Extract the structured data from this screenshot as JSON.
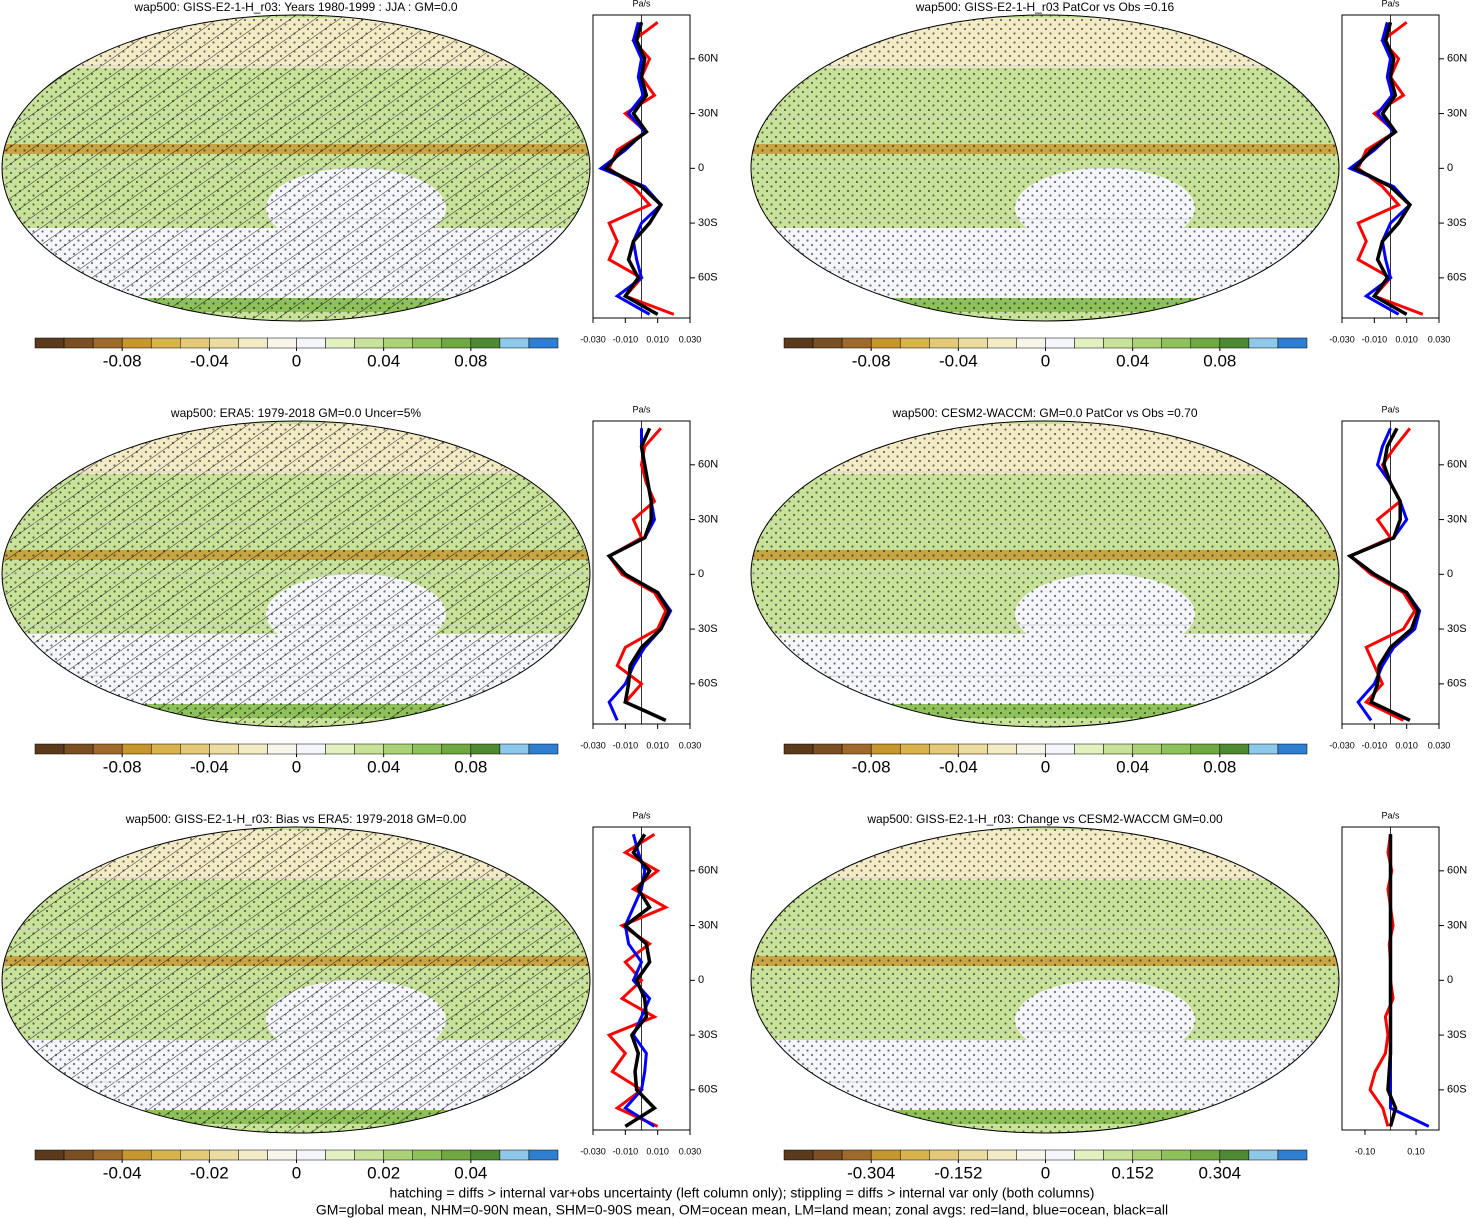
{
  "chart_data": [
    {
      "type": "map",
      "title": "wap500: GISS-E2-1-H_r03: Years 1980-1999 : JJA : GM=0.0",
      "hatching": true,
      "colorbar": {
        "lim": [
          -0.12,
          0.12
        ],
        "ticks": [
          -0.08,
          -0.04,
          0,
          0.04,
          0.08
        ]
      },
      "zonal": {
        "type": "line",
        "unit": "Pa/s",
        "xlim": [
          -0.03,
          0.03
        ],
        "ylim": [
          -82,
          84
        ],
        "xticks": [
          {
            "value": -0.03,
            "label": "-0.030"
          },
          {
            "value": -0.01,
            "label": "-0.010"
          },
          {
            "value": 0.01,
            "label": "0.010"
          },
          {
            "value": 0.03,
            "label": "0.030"
          }
        ],
        "yticks": [
          {
            "value": 60,
            "label": "60N"
          },
          {
            "value": 30,
            "label": "30N"
          },
          0,
          {
            "value": -30,
            "label": "30S"
          },
          {
            "value": -60,
            "label": "60S"
          }
        ],
        "y": [
          80,
          70,
          60,
          50,
          40,
          30,
          20,
          10,
          0,
          -10,
          -20,
          -30,
          -40,
          -50,
          -60,
          -70,
          -80
        ],
        "series": [
          {
            "color": "#ff0000",
            "values": [
              0.01,
              -0.005,
              0.005,
              0.0,
              0.008,
              -0.01,
              0.003,
              -0.015,
              -0.02,
              -0.005,
              0.005,
              -0.02,
              -0.015,
              -0.02,
              0.0,
              -0.01,
              0.02
            ]
          },
          {
            "color": "#0000ff",
            "values": [
              -0.002,
              -0.005,
              0.0,
              -0.002,
              0.001,
              -0.008,
              0.002,
              -0.01,
              -0.025,
              0.002,
              0.012,
              0.0,
              -0.005,
              -0.003,
              0.0,
              -0.015,
              0.005
            ]
          },
          {
            "color": "#000000",
            "values": [
              0.0,
              -0.003,
              0.002,
              0.0,
              0.003,
              -0.005,
              0.003,
              -0.012,
              -0.022,
              0.0,
              0.012,
              0.005,
              -0.005,
              -0.008,
              -0.002,
              -0.01,
              0.01
            ]
          }
        ]
      }
    },
    {
      "type": "map",
      "title": "wap500: GISS-E2-1-H_r03 PatCor vs Obs =0.16",
      "hatching": false,
      "colorbar": {
        "lim": [
          -0.12,
          0.12
        ],
        "ticks": [
          -0.08,
          -0.04,
          0,
          0.04,
          0.08
        ]
      },
      "zonal": {
        "type": "line",
        "unit": "Pa/s",
        "xlim": [
          -0.03,
          0.03
        ],
        "ylim": [
          -82,
          84
        ],
        "xticks": [
          {
            "value": -0.03,
            "label": "-0.030"
          },
          {
            "value": -0.01,
            "label": "-0.010"
          },
          {
            "value": 0.01,
            "label": "0.010"
          },
          {
            "value": 0.03,
            "label": "0.030"
          }
        ],
        "yticks": [
          {
            "value": 60,
            "label": "60N"
          },
          {
            "value": 30,
            "label": "30N"
          },
          0,
          {
            "value": -30,
            "label": "30S"
          },
          {
            "value": -60,
            "label": "60S"
          }
        ],
        "y": [
          80,
          70,
          60,
          50,
          40,
          30,
          20,
          10,
          0,
          -10,
          -20,
          -30,
          -40,
          -50,
          -60,
          -70,
          -80
        ],
        "series": [
          {
            "color": "#ff0000",
            "values": [
              0.01,
              -0.005,
              0.005,
              0.0,
              0.008,
              -0.01,
              0.003,
              -0.015,
              -0.02,
              -0.005,
              0.005,
              -0.02,
              -0.015,
              -0.02,
              0.0,
              -0.01,
              0.02
            ]
          },
          {
            "color": "#0000ff",
            "values": [
              -0.002,
              -0.005,
              0.0,
              -0.002,
              0.001,
              -0.008,
              0.002,
              -0.01,
              -0.025,
              0.002,
              0.012,
              0.0,
              -0.005,
              -0.003,
              0.0,
              -0.015,
              0.005
            ]
          },
          {
            "color": "#000000",
            "values": [
              0.0,
              -0.003,
              0.002,
              0.0,
              0.003,
              -0.005,
              0.003,
              -0.012,
              -0.022,
              0.0,
              0.012,
              0.005,
              -0.005,
              -0.008,
              -0.002,
              -0.01,
              0.01
            ]
          }
        ]
      }
    },
    {
      "type": "map",
      "title": "wap500: ERA5: 1979-2018 GM=0.0 Uncer=5%",
      "hatching": true,
      "colorbar": {
        "lim": [
          -0.12,
          0.12
        ],
        "ticks": [
          -0.08,
          -0.04,
          0,
          0.04,
          0.08
        ]
      },
      "zonal": {
        "type": "line",
        "unit": "Pa/s",
        "xlim": [
          -0.03,
          0.03
        ],
        "ylim": [
          -82,
          84
        ],
        "xticks": [
          {
            "value": -0.03,
            "label": "-0.030"
          },
          {
            "value": -0.01,
            "label": "-0.010"
          },
          {
            "value": 0.01,
            "label": "0.010"
          },
          {
            "value": 0.03,
            "label": "0.030"
          }
        ],
        "yticks": [
          {
            "value": 60,
            "label": "60N"
          },
          {
            "value": 30,
            "label": "30N"
          },
          0,
          {
            "value": -30,
            "label": "30S"
          },
          {
            "value": -60,
            "label": "60S"
          }
        ],
        "y": [
          80,
          70,
          60,
          50,
          40,
          30,
          20,
          10,
          0,
          -10,
          -20,
          -30,
          -40,
          -50,
          -60,
          -70,
          -80
        ],
        "series": [
          {
            "color": "#ff0000",
            "values": [
              0.012,
              0.002,
              0.0,
              0.003,
              0.008,
              -0.005,
              0.0,
              -0.02,
              -0.012,
              0.008,
              0.015,
              0.01,
              -0.01,
              -0.015,
              0.0,
              -0.01,
              0.015
            ]
          },
          {
            "color": "#0000ff",
            "values": [
              0.0,
              0.0,
              0.002,
              0.004,
              0.006,
              0.008,
              0.002,
              -0.02,
              -0.01,
              0.01,
              0.018,
              0.012,
              0.002,
              -0.005,
              -0.01,
              -0.02,
              -0.015
            ]
          },
          {
            "color": "#000000",
            "values": [
              0.005,
              0.0,
              0.002,
              0.004,
              0.006,
              0.006,
              0.002,
              -0.02,
              -0.01,
              0.01,
              0.017,
              0.012,
              0.0,
              -0.007,
              -0.008,
              -0.01,
              0.015
            ]
          }
        ]
      }
    },
    {
      "type": "map",
      "title": "wap500: CESM2-WACCM: GM=0.0 PatCor vs Obs =0.70",
      "hatching": false,
      "colorbar": {
        "lim": [
          -0.12,
          0.12
        ],
        "ticks": [
          -0.08,
          -0.04,
          0,
          0.04,
          0.08
        ]
      },
      "zonal": {
        "type": "line",
        "unit": "Pa/s",
        "xlim": [
          -0.03,
          0.03
        ],
        "ylim": [
          -82,
          84
        ],
        "xticks": [
          {
            "value": -0.03,
            "label": "-0.030"
          },
          {
            "value": -0.01,
            "label": "-0.010"
          },
          {
            "value": 0.01,
            "label": "0.010"
          },
          {
            "value": 0.03,
            "label": "0.030"
          }
        ],
        "yticks": [
          {
            "value": 60,
            "label": "60N"
          },
          {
            "value": 30,
            "label": "30N"
          },
          0,
          {
            "value": -30,
            "label": "30S"
          },
          {
            "value": -60,
            "label": "60S"
          }
        ],
        "y": [
          80,
          70,
          60,
          50,
          40,
          30,
          20,
          10,
          0,
          -10,
          -20,
          -30,
          -40,
          -50,
          -60,
          -70,
          -80
        ],
        "series": [
          {
            "color": "#ff0000",
            "values": [
              0.012,
              0.003,
              -0.005,
              0.0,
              0.006,
              -0.008,
              0.0,
              -0.025,
              -0.012,
              0.008,
              0.015,
              0.008,
              -0.015,
              -0.01,
              -0.005,
              -0.015,
              0.008
            ]
          },
          {
            "color": "#0000ff",
            "values": [
              0.0,
              -0.005,
              -0.008,
              0.0,
              0.006,
              0.01,
              0.002,
              -0.025,
              -0.01,
              0.01,
              0.018,
              0.015,
              0.002,
              -0.005,
              -0.01,
              -0.02,
              -0.012
            ]
          },
          {
            "color": "#000000",
            "values": [
              0.004,
              -0.002,
              -0.004,
              0.0,
              0.006,
              0.006,
              0.002,
              -0.025,
              -0.01,
              0.01,
              0.017,
              0.013,
              0.0,
              -0.007,
              -0.008,
              -0.012,
              0.012
            ]
          }
        ]
      }
    },
    {
      "type": "map",
      "title": "wap500: GISS-E2-1-H_r03: Bias vs ERA5: 1979-2018 GM=0.00",
      "hatching": true,
      "colorbar": {
        "lim": [
          -0.06,
          0.06
        ],
        "ticks": [
          -0.04,
          -0.02,
          0,
          0.02,
          0.04
        ]
      },
      "zonal": {
        "type": "line",
        "unit": "Pa/s",
        "xlim": [
          -0.03,
          0.03
        ],
        "ylim": [
          -82,
          84
        ],
        "xticks": [
          {
            "value": -0.03,
            "label": "-0.030"
          },
          {
            "value": -0.01,
            "label": "-0.010"
          },
          {
            "value": 0.01,
            "label": "0.010"
          },
          {
            "value": 0.03,
            "label": "0.030"
          }
        ],
        "yticks": [
          {
            "value": 60,
            "label": "60N"
          },
          {
            "value": 30,
            "label": "30N"
          },
          0,
          {
            "value": -30,
            "label": "30S"
          },
          {
            "value": -60,
            "label": "60S"
          }
        ],
        "y": [
          80,
          70,
          60,
          50,
          40,
          30,
          20,
          10,
          0,
          -10,
          -20,
          -30,
          -40,
          -50,
          -60,
          -70,
          -80
        ],
        "series": [
          {
            "color": "#ff0000",
            "values": [
              0.008,
              -0.01,
              0.01,
              -0.005,
              0.015,
              -0.012,
              0.005,
              -0.01,
              0.0,
              -0.012,
              0.008,
              -0.02,
              -0.01,
              -0.018,
              0.0,
              -0.015,
              0.01
            ]
          },
          {
            "color": "#0000ff",
            "values": [
              -0.005,
              -0.002,
              0.002,
              0.0,
              -0.005,
              -0.01,
              -0.008,
              0.0,
              -0.005,
              0.005,
              0.0,
              -0.005,
              0.003,
              0.002,
              0.0,
              -0.01,
              0.008
            ]
          },
          {
            "color": "#000000",
            "values": [
              0.002,
              -0.005,
              0.005,
              -0.002,
              0.005,
              -0.01,
              0.003,
              0.005,
              -0.003,
              0.002,
              0.003,
              -0.006,
              -0.002,
              -0.004,
              -0.003,
              0.008,
              -0.01
            ]
          }
        ]
      }
    },
    {
      "type": "map",
      "title": "wap500: GISS-E2-1-H_r03: Change vs CESM2-WACCM GM=0.00",
      "hatching": false,
      "colorbar": {
        "lim": [
          -0.456,
          0.456
        ],
        "ticks": [
          -0.304,
          -0.152,
          0,
          0.152,
          0.304
        ]
      },
      "zonal": {
        "type": "line",
        "unit": "Pa/s",
        "xlim": [
          -0.19,
          0.19
        ],
        "ylim": [
          -82,
          84
        ],
        "xticks": [
          {
            "value": -0.1,
            "label": "-0.10"
          },
          {
            "value": 0.1,
            "label": "0.10"
          }
        ],
        "yticks": [
          {
            "value": 60,
            "label": "60N"
          },
          {
            "value": 30,
            "label": "30N"
          },
          0,
          {
            "value": -30,
            "label": "30S"
          },
          {
            "value": -60,
            "label": "60S"
          }
        ],
        "y": [
          80,
          70,
          60,
          50,
          40,
          30,
          20,
          10,
          0,
          -10,
          -20,
          -30,
          -40,
          -50,
          -60,
          -70,
          -80
        ],
        "series": [
          {
            "color": "#ff0000",
            "values": [
              0.0,
              -0.01,
              0.005,
              -0.01,
              0.0,
              0.01,
              -0.005,
              0.0,
              0.0,
              0.01,
              -0.02,
              -0.01,
              -0.02,
              -0.06,
              -0.08,
              -0.03,
              -0.01
            ]
          },
          {
            "color": "#0000ff",
            "values": [
              0.0,
              0.0,
              0.0,
              0.0,
              0.0,
              0.0,
              0.0,
              0.0,
              0.0,
              0.0,
              0.0,
              0.0,
              0.0,
              0.0,
              0.0,
              0.0,
              0.15
            ]
          },
          {
            "color": "#000000",
            "values": [
              0.0,
              0.0,
              0.0,
              0.0,
              0.0,
              0.0,
              0.0,
              0.0,
              0.0,
              0.0,
              0.0,
              0.0,
              0.0,
              -0.005,
              -0.01,
              0.02,
              0.0
            ]
          }
        ]
      }
    }
  ],
  "colorbar_colors": [
    "#5a3a1a",
    "#7b4f24",
    "#a06a2c",
    "#c8962e",
    "#d9b34c",
    "#e3c978",
    "#ecdca0",
    "#f3ebc6",
    "#f8f6ea",
    "#f4f6fb",
    "#e3f0c0",
    "#c9e29a",
    "#abd277",
    "#8fc15a",
    "#6fa841",
    "#4d8a31",
    "#8ec8ea",
    "#2f7fd0"
  ],
  "footer": [
    "hatching = diffs > internal var+obs uncertainty (left column only); stippling = diffs > internal var only (both columns)",
    "GM=global mean, NHM=0-90N mean, SHM=0-90S mean, OM=ocean mean, LM=land mean; zonal avgs: red=land, blue=ocean, black=all"
  ]
}
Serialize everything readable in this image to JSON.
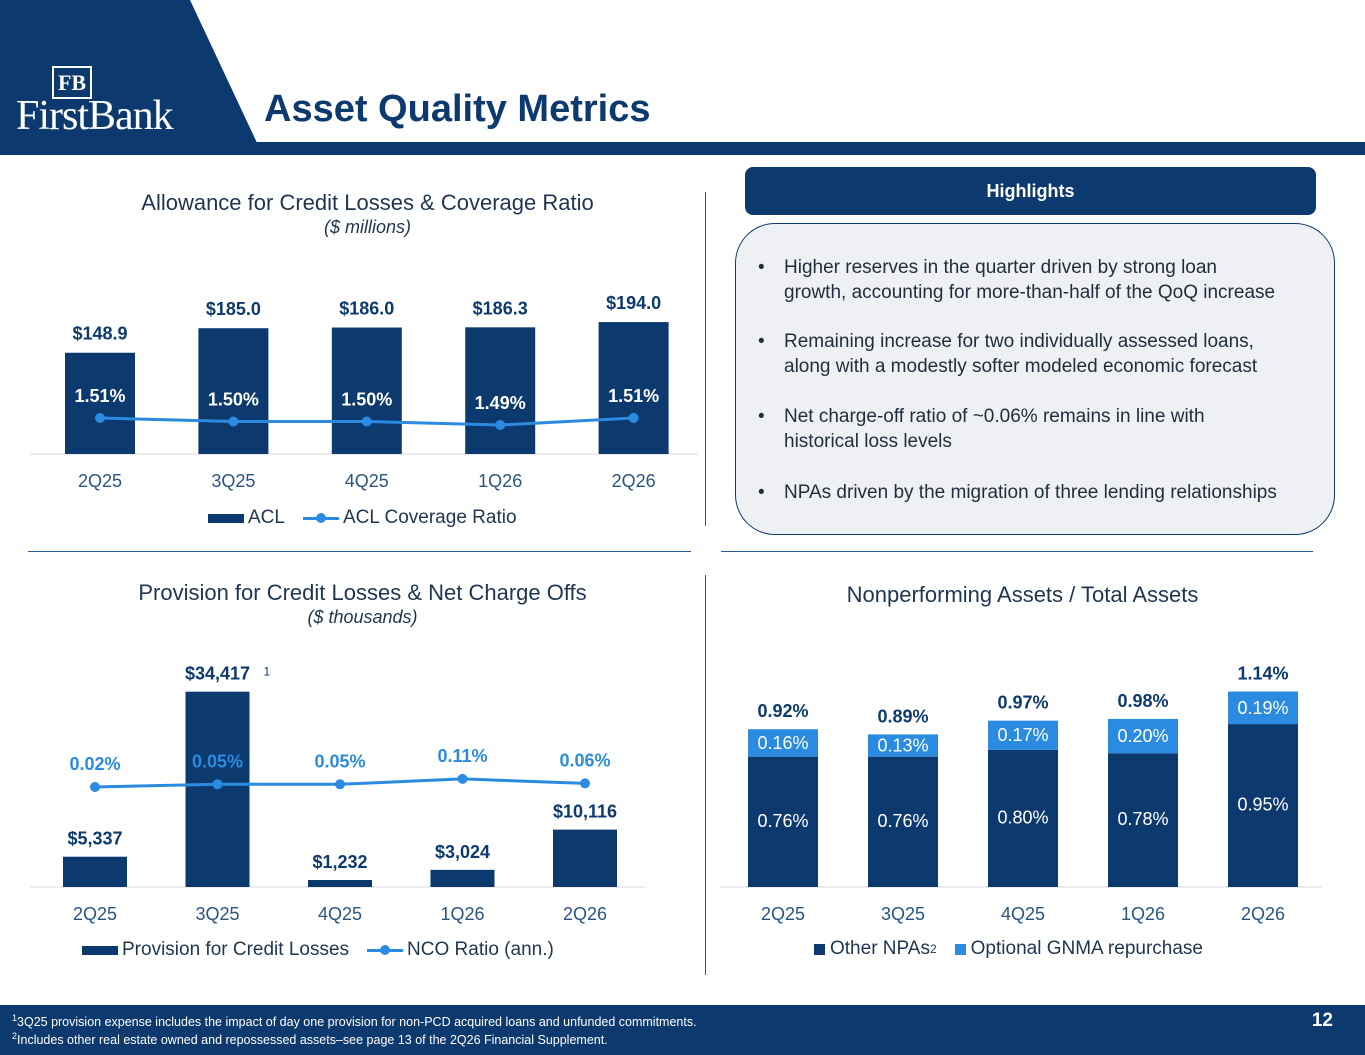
---+---
Select every line above that contains the word "PatCor", and copy it.

[Task response]
      "title": "wap500: GISS-E2-1-H_r03 PatCor vs Obs =0.16",
      "title": "wap500: CESM2-WACCM: GM=0.0 PatCor vs Obs =0.70",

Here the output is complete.